-- Start Data provided --

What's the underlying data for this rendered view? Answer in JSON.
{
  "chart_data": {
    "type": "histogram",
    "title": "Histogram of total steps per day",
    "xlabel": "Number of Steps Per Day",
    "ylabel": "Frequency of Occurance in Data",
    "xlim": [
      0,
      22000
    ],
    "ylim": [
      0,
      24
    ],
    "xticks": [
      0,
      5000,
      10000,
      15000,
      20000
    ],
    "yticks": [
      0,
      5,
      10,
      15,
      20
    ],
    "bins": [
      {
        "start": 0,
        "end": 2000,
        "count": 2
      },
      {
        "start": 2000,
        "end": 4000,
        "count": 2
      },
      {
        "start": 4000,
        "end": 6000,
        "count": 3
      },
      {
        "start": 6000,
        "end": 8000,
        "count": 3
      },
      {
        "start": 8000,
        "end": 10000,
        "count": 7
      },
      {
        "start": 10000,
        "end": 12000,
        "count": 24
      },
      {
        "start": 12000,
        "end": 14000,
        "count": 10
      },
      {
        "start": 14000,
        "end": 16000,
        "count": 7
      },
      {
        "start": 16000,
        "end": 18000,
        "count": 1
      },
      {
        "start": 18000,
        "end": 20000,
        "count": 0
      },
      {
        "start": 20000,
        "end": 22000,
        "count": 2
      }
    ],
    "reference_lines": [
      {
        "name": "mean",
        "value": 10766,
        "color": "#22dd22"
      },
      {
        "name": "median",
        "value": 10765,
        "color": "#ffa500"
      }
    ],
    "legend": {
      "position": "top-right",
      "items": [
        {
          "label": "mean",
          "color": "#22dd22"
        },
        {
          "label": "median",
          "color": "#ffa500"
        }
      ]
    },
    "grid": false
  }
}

-- End Data provided --

__Short task__: Return all lines with the word "color" in them.

__The result__:
        "color": "#22dd22"
        "color": "#ffa500"
          "color": "#22dd22"
          "color": "#ffa500"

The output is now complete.